#### INPUT RECORDS
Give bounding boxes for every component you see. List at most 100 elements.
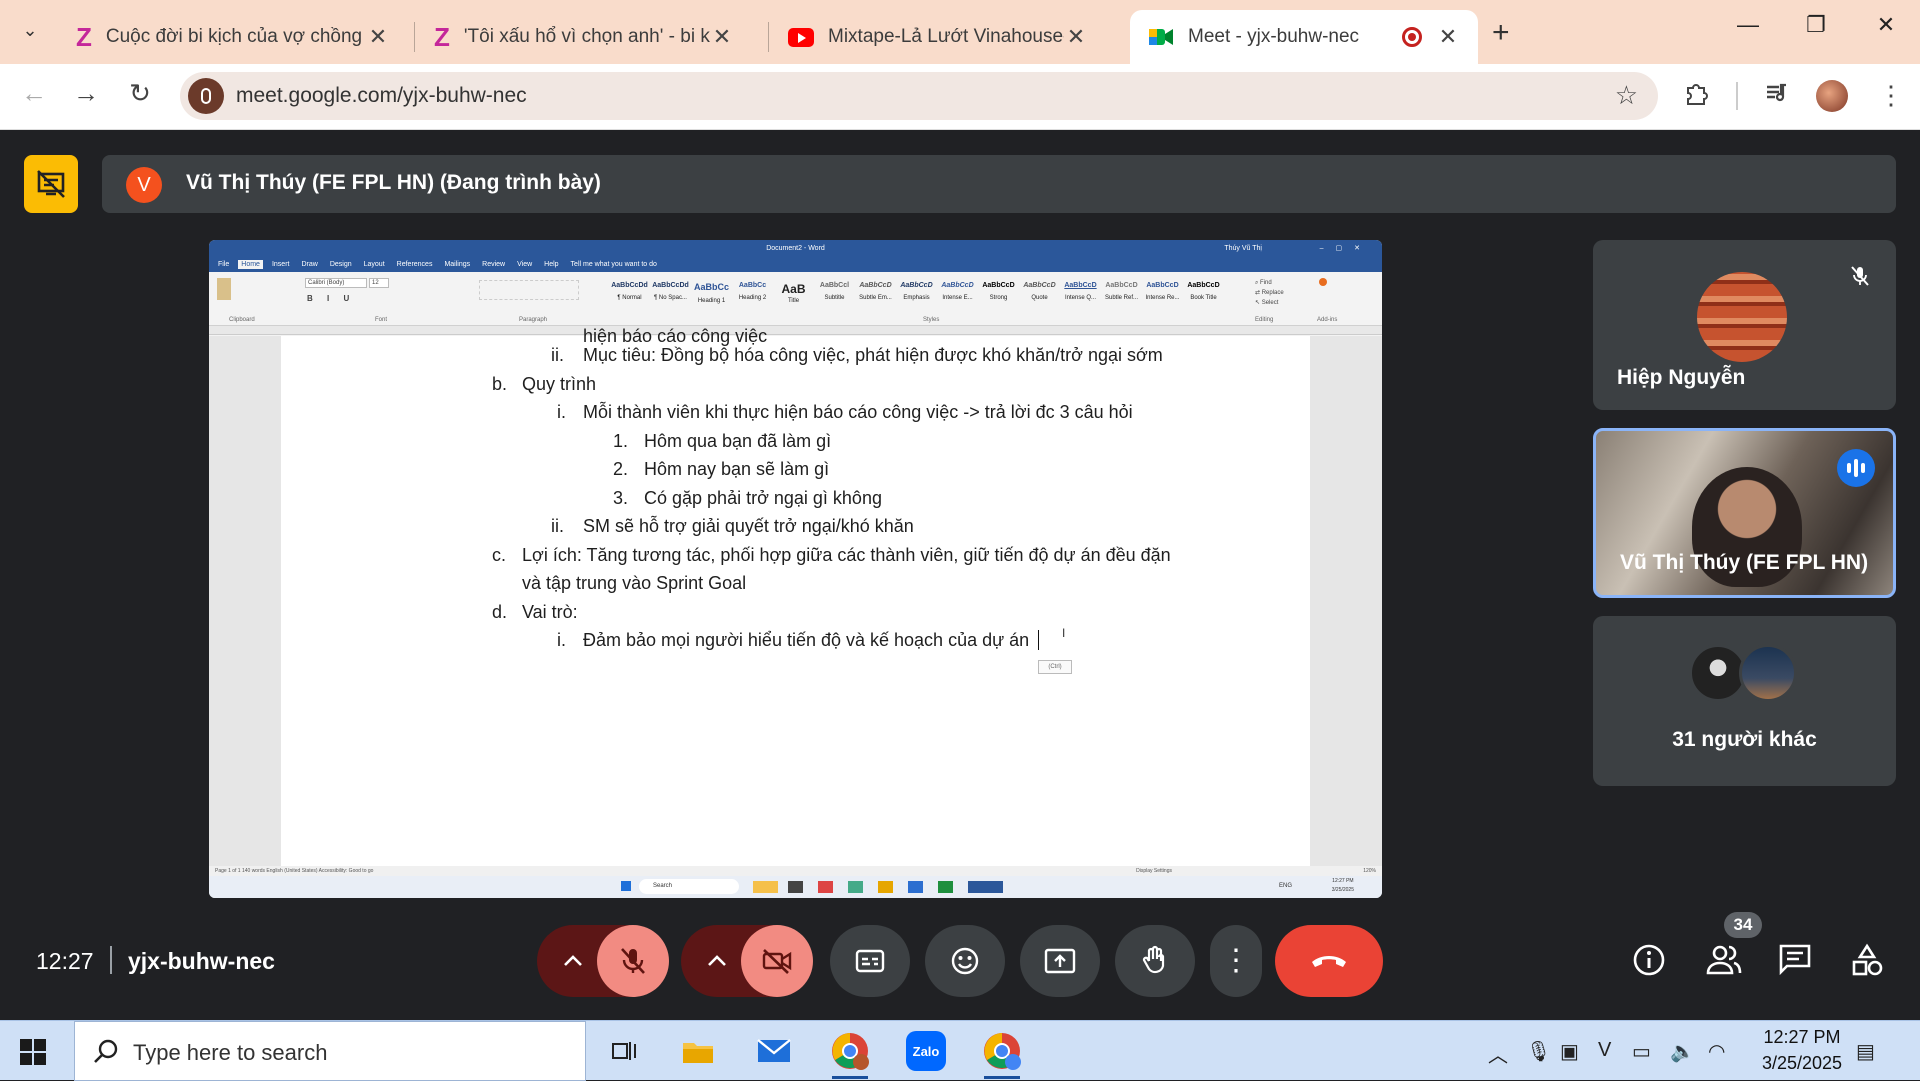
meet-now-icon[interactable]: ▣ — [1560, 1039, 1579, 1064]
activities-icon[interactable] — [1850, 943, 1884, 982]
tab-title: Mixtape-Lả Lướt Vinahouse-Bế — [828, 26, 1064, 47]
microphone-off-button[interactable] — [597, 925, 669, 997]
doc-number: b. — [492, 374, 508, 394]
close-icon[interactable]: ✕ — [710, 24, 734, 50]
back-arrow-icon[interactable]: ← — [16, 78, 52, 109]
participant-name: Vũ Thị Thúy (FE FPL HN) — [1620, 551, 1869, 574]
tab-divider — [414, 22, 415, 52]
style-item: AaBbCcl Subtitle — [819, 282, 850, 301]
browser-menu-icon[interactable]: ⋮ — [1878, 80, 1904, 111]
style-item: AaBbCcD Book Title — [1187, 282, 1220, 301]
captions-button[interactable] — [830, 925, 910, 997]
url-text[interactable]: meet.google.com/yjx-buhw-nec — [236, 84, 527, 108]
avatar — [1739, 644, 1797, 702]
tab-title: Meet - yjx-buhw-nec — [1188, 26, 1360, 47]
presenter-taskbar: Search ENG 12:27 PM 3/25/2025 — [209, 876, 1382, 898]
emoji-icon — [951, 947, 979, 975]
search-placeholder: Type here to search — [133, 1040, 328, 1065]
doc-line-4: Hôm qua bạn đã làm gì — [644, 431, 832, 451]
camera-off-button[interactable] — [741, 925, 813, 997]
leave-call-button[interactable] — [1275, 925, 1383, 997]
word-document-area: hiện báo cáo công việc ii. Mục tiêu: Đồn… — [209, 326, 1382, 880]
volume-icon[interactable]: 🔈 — [1670, 1039, 1695, 1064]
task-view-icon[interactable] — [600, 1029, 648, 1073]
reload-icon[interactable]: ↻ — [122, 78, 158, 109]
browser-tab-1[interactable]: Z Cuộc đời bi kịch của vợ chồng c ✕ — [58, 10, 408, 64]
word-doc-title: Document2 - Word — [766, 245, 825, 252]
vpn-icon[interactable]: V — [1598, 1039, 1611, 1062]
browser-tab-meet-active[interactable]: Meet - yjx-buhw-nec ✕ — [1130, 10, 1478, 64]
add-ins-icon — [1319, 278, 1327, 286]
word-tab-design: Design — [329, 261, 352, 268]
doc-number: 1. — [613, 431, 629, 451]
reactions-button[interactable] — [925, 925, 1005, 997]
show-hidden-icons-icon[interactable]: ︿ — [1488, 1039, 1508, 1068]
word-status-bar: Page 1 of 1 140 words English (United St… — [209, 866, 1382, 876]
extensions-puzzle-icon[interactable] — [1684, 80, 1710, 113]
profile-avatar[interactable] — [1816, 80, 1848, 112]
restore-icon[interactable]: ❐ — [1796, 12, 1836, 38]
battery-icon[interactable]: ▭ — [1632, 1039, 1651, 1064]
windows-start-icon[interactable] — [20, 1039, 46, 1065]
zing-z-icon: Z — [76, 21, 92, 52]
mail-icon[interactable] — [750, 1029, 798, 1073]
tab-divider — [768, 22, 769, 52]
word-tell-me: Tell me what you want to do — [570, 261, 657, 268]
site-info-mic-icon[interactable] — [188, 78, 224, 114]
taskbar-time[interactable]: 12:27 PM — [1752, 1027, 1852, 1048]
taskbar-date[interactable]: 3/25/2025 — [1752, 1053, 1852, 1074]
paste-icon — [217, 278, 231, 300]
browser-toolbar: ← → ↻ meet.google.com/yjx-buhw-nec ☆ ⋮ — [0, 64, 1920, 130]
file-explorer-icon[interactable] — [674, 1029, 722, 1073]
tab-search-chevron-icon[interactable]: ⌄ — [14, 14, 46, 46]
minimize-icon[interactable]: — — [1728, 12, 1768, 38]
other-participants-tile[interactable]: 31 người khác — [1593, 616, 1896, 786]
microphone-tray-icon[interactable]: 🎙 — [1526, 1039, 1551, 1064]
doc-number: i. — [557, 402, 566, 422]
close-icon[interactable]: ✕ — [366, 24, 390, 50]
style-item: AaBbCcD Quote — [1023, 282, 1056, 301]
participant-tile-active-speaker[interactable]: Vũ Thị Thúy (FE FPL HN) — [1593, 428, 1896, 598]
doc-line-10: Vai trò: — [522, 602, 578, 622]
style-item: AaBbCcD Intense Q... — [1064, 282, 1097, 301]
more-options-button[interactable]: ⋮ — [1210, 925, 1262, 997]
wifi-icon[interactable]: ◠ — [1708, 1039, 1725, 1064]
more-vertical-icon: ⋮ — [1221, 944, 1251, 977]
meeting-info-icon[interactable] — [1632, 943, 1666, 982]
browser-tab-3[interactable]: Mixtape-Lả Lướt Vinahouse-Bế ✕ — [770, 10, 1106, 64]
style-item: AaBbCcD Intense Re... — [1145, 282, 1180, 301]
new-tab-plus-icon[interactable]: + — [1492, 16, 1510, 50]
window-close-icon[interactable]: ✕ — [1866, 12, 1906, 38]
chrome-profile-2-icon[interactable] — [978, 1029, 1026, 1079]
chrome-profile-1-icon[interactable] — [826, 1029, 874, 1079]
word-tab-view: View — [517, 261, 533, 268]
style-item: AaBbCcDd ¶ Normal — [611, 282, 648, 301]
bookmark-star-icon[interactable]: ☆ — [1615, 80, 1638, 111]
notifications-icon[interactable]: ▤ — [1856, 1039, 1875, 1064]
people-icon[interactable] — [1706, 943, 1742, 982]
participant-count-badge: 34 — [1724, 912, 1762, 938]
doc-number: c. — [492, 545, 507, 565]
zalo-icon[interactable]: Zalo — [902, 1029, 950, 1073]
doc-line-1: Mục tiêu: Đồng bộ hóa công việc, phát hi… — [583, 345, 1163, 365]
word-tab-help: Help — [544, 261, 559, 268]
doc-line-11: Đảm bảo mọi người hiểu tiến độ và kế hoạ… — [583, 630, 1030, 650]
chat-icon[interactable] — [1778, 943, 1812, 980]
participant-tile[interactable]: Hiệp Nguyễn — [1593, 240, 1896, 410]
presenter-search-box: Search — [639, 879, 739, 894]
stop-presentation-icon[interactable] — [24, 155, 78, 213]
editing-find-replace-icon: ⌕ Find ⇄ Replace ↖ Select — [1255, 280, 1284, 306]
word-menu-tabs: File Home Insert Draw Design Layout Refe… — [209, 257, 1382, 272]
taskbar-search-box[interactable]: Type here to search — [74, 1021, 586, 1081]
present-now-button[interactable] — [1020, 925, 1100, 997]
browser-tab-2[interactable]: Z 'Tôi xấu hổ vì chọn anh' - bi kịch ✕ — [416, 10, 752, 64]
styles-gallery: AaBbCcDd ¶ Normal AaBbCcDd ¶ No Spac... Aa… — [609, 278, 1224, 312]
paragraph-controls-icon — [479, 280, 579, 300]
close-icon[interactable]: ✕ — [1064, 24, 1088, 50]
captions-icon — [855, 949, 885, 973]
close-icon[interactable]: ✕ — [1436, 24, 1460, 50]
media-control-icon[interactable] — [1764, 80, 1790, 113]
address-bar[interactable]: meet.google.com/yjx-buhw-nec ☆ — [180, 72, 1658, 120]
forward-arrow-icon[interactable]: → — [68, 78, 104, 109]
raise-hand-button[interactable] — [1115, 925, 1195, 997]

#### EXERCISE TASK
How many lines in the records above contain the string "buhw"? Case counts. Reply with the number only.

#### ANSWER TO THIS PROBLEM
5